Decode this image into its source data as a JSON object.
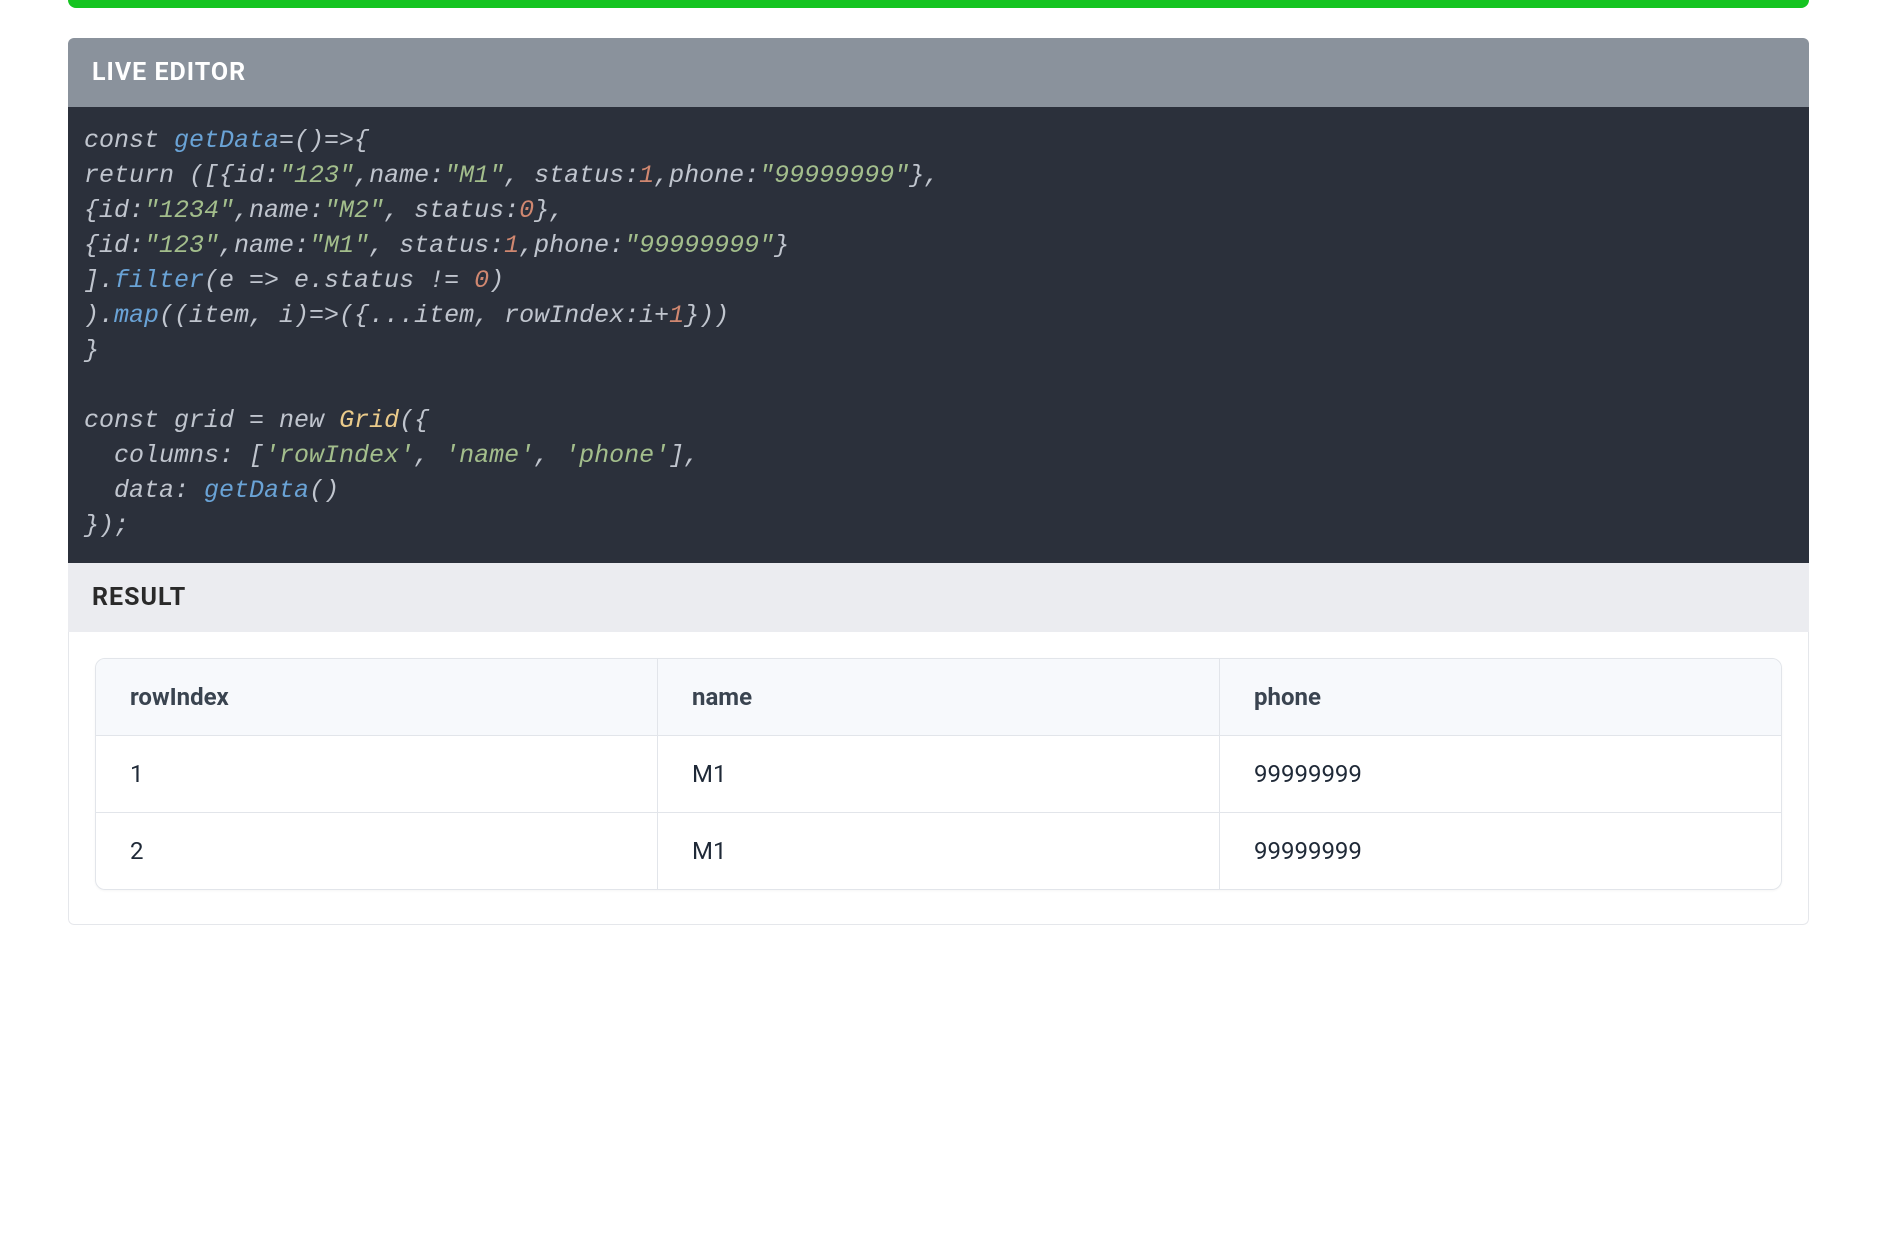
{
  "top_bar_color": "#15c421",
  "live_editor": {
    "title": "LIVE EDITOR",
    "code": {
      "l1_const": "const ",
      "l1_fn": "getData",
      "l1_rest": "=()=>{",
      "l2_return": "return ",
      "l2_a": "([{id:",
      "l2_s1": "\"123\"",
      "l2_b": ",name:",
      "l2_s2": "\"M1\"",
      "l2_c": ", status:",
      "l2_n1": "1",
      "l2_d": ",phone:",
      "l2_s3": "\"99999999\"",
      "l2_e": "},",
      "l3_a": "{id:",
      "l3_s1": "\"1234\"",
      "l3_b": ",name:",
      "l3_s2": "\"M2\"",
      "l3_c": ", status:",
      "l3_n1": "0",
      "l3_d": "},",
      "l4_a": "{id:",
      "l4_s1": "\"123\"",
      "l4_b": ",name:",
      "l4_s2": "\"M1\"",
      "l4_c": ", status:",
      "l4_n1": "1",
      "l4_d": ",phone:",
      "l4_s3": "\"99999999\"",
      "l4_e": "}",
      "l5_a": "].",
      "l5_fn": "filter",
      "l5_b": "(e => e.status != ",
      "l5_n": "0",
      "l5_c": ")",
      "l6_a": ").",
      "l6_fn": "map",
      "l6_b": "((item, i)=>({...item, rowIndex:i+",
      "l6_n": "1",
      "l6_c": "}))",
      "l7": "}",
      "blank": "",
      "l9_const": "const ",
      "l9_var": "grid = ",
      "l9_new": "new ",
      "l9_class": "Grid",
      "l9_open": "({",
      "l10_a": "  columns: [",
      "l10_s1": "'rowIndex'",
      "l10_b": ", ",
      "l10_s2": "'name'",
      "l10_c": ", ",
      "l10_s3": "'phone'",
      "l10_d": "],",
      "l11_a": "  data: ",
      "l11_fn": "getData",
      "l11_b": "()",
      "l12": "});"
    }
  },
  "result": {
    "title": "RESULT",
    "columns": [
      "rowIndex",
      "name",
      "phone"
    ],
    "rows": [
      {
        "rowIndex": "1",
        "name": "M1",
        "phone": "99999999"
      },
      {
        "rowIndex": "2",
        "name": "M1",
        "phone": "99999999"
      }
    ]
  }
}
○ ○ ○ ○ ○
» **Exercise goal**
Pull out every line above that holds the word "status".

» **Correct answer**
      "l2_c": ", status:",
      "l3_c": ", status:",
      "l4_c": ", status:",
      "l5_b": "(e => e.status != ",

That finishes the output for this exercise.